» **WHAT TO DO**:
Write the material out again exactly.

(Dataset entries on figures)
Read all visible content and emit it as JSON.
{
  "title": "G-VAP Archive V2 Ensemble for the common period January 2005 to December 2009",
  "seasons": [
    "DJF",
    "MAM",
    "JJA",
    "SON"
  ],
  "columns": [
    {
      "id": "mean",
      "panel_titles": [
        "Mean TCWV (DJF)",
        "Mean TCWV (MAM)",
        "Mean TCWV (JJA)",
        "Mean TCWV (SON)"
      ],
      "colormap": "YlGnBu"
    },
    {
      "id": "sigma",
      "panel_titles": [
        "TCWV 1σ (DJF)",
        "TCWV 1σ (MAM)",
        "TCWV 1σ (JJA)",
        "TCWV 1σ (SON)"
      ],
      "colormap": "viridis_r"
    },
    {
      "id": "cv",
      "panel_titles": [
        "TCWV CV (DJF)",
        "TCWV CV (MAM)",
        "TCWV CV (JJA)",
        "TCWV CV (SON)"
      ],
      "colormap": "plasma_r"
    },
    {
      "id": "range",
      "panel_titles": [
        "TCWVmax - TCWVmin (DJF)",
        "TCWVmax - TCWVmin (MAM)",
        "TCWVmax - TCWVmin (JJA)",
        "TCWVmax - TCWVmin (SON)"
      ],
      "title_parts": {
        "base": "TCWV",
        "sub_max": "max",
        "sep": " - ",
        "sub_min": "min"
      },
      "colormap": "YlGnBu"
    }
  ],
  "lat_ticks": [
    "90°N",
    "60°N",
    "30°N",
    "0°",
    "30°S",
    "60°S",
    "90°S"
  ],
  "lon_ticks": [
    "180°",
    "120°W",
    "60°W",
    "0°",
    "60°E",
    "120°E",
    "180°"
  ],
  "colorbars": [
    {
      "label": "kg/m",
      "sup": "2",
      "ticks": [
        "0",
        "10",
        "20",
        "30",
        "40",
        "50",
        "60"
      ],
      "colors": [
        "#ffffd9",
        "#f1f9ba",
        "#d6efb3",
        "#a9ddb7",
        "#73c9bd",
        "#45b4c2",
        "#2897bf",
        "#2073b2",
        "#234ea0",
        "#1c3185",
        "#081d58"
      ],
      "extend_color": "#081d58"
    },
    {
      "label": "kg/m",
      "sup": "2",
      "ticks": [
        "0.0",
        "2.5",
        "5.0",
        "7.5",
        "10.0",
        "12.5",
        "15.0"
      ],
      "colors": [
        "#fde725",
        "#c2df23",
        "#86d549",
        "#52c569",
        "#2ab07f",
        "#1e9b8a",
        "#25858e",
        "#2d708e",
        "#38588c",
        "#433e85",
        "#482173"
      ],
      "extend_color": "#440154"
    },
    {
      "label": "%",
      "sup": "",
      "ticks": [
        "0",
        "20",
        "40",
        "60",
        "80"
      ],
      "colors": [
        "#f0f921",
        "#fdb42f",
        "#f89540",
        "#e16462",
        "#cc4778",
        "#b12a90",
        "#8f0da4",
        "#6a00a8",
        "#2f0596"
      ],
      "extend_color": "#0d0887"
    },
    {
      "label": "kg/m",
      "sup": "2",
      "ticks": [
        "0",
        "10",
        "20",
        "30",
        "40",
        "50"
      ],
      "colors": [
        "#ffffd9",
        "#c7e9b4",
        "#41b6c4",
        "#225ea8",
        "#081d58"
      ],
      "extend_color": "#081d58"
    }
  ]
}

» **COMPLETE ANSWER**:
Read all visible content and emit it as JSON.
{
  "title": "G-VAP Archive V2 Ensemble for the common period January 2005 to December 2009",
  "seasons": [
    "DJF",
    "MAM",
    "JJA",
    "SON"
  ],
  "columns": [
    {
      "id": "mean",
      "panel_titles": [
        "Mean TCWV (DJF)",
        "Mean TCWV (MAM)",
        "Mean TCWV (JJA)",
        "Mean TCWV (SON)"
      ],
      "colormap": "YlGnBu"
    },
    {
      "id": "sigma",
      "panel_titles": [
        "TCWV 1σ (DJF)",
        "TCWV 1σ (MAM)",
        "TCWV 1σ (JJA)",
        "TCWV 1σ (SON)"
      ],
      "colormap": "viridis_r"
    },
    {
      "id": "cv",
      "panel_titles": [
        "TCWV CV (DJF)",
        "TCWV CV (MAM)",
        "TCWV CV (JJA)",
        "TCWV CV (SON)"
      ],
      "colormap": "plasma_r"
    },
    {
      "id": "range",
      "panel_titles": [
        "TCWVmax - TCWVmin (DJF)",
        "TCWVmax - TCWVmin (MAM)",
        "TCWVmax - TCWVmin (JJA)",
        "TCWVmax - TCWVmin (SON)"
      ],
      "title_parts": {
        "base": "TCWV",
        "sub_max": "max",
        "sep": " - ",
        "sub_min": "min"
      },
      "colormap": "YlGnBu"
    }
  ],
  "lat_ticks": [
    "90°N",
    "60°N",
    "30°N",
    "0°",
    "30°S",
    "60°S",
    "90°S"
  ],
  "lon_ticks": [
    "180°",
    "120°W",
    "60°W",
    "0°",
    "60°E",
    "120°E",
    "180°"
  ],
  "colorbars": [
    {
      "label": "kg/m",
      "sup": "2",
      "ticks": [
        "0",
        "10",
        "20",
        "30",
        "40",
        "50",
        "60"
      ],
      "colors": [
        "#ffffd9",
        "#f1f9ba",
        "#d6efb3",
        "#a9ddb7",
        "#73c9bd",
        "#45b4c2",
        "#2897bf",
        "#2073b2",
        "#234ea0",
        "#1c3185",
        "#081d58"
      ],
      "extend_color": "#081d58"
    },
    {
      "label": "kg/m",
      "sup": "2",
      "ticks": [
        "0.0",
        "2.5",
        "5.0",
        "7.5",
        "10.0",
        "12.5",
        "15.0"
      ],
      "colors": [
        "#fde725",
        "#c2df23",
        "#86d549",
        "#52c569",
        "#2ab07f",
        "#1e9b8a",
        "#25858e",
        "#2d708e",
        "#38588c",
        "#433e85",
        "#482173"
      ],
      "extend_color": "#440154"
    },
    {
      "label": "%",
      "sup": "",
      "ticks": [
        "0",
        "20",
        "40",
        "60",
        "80"
      ],
      "colors": [
        "#f0f921",
        "#fdb42f",
        "#f89540",
        "#e16462",
        "#cc4778",
        "#b12a90",
        "#8f0da4",
        "#6a00a8",
        "#2f0596"
      ],
      "extend_color": "#0d0887"
    },
    {
      "label": "kg/m",
      "sup": "2",
      "ticks": [
        "0",
        "10",
        "20",
        "30",
        "40",
        "50"
      ],
      "colors": [
        "#ffffd9",
        "#c7e9b4",
        "#41b6c4",
        "#225ea8",
        "#081d58"
      ],
      "extend_color": "#081d58"
    }
  ]
}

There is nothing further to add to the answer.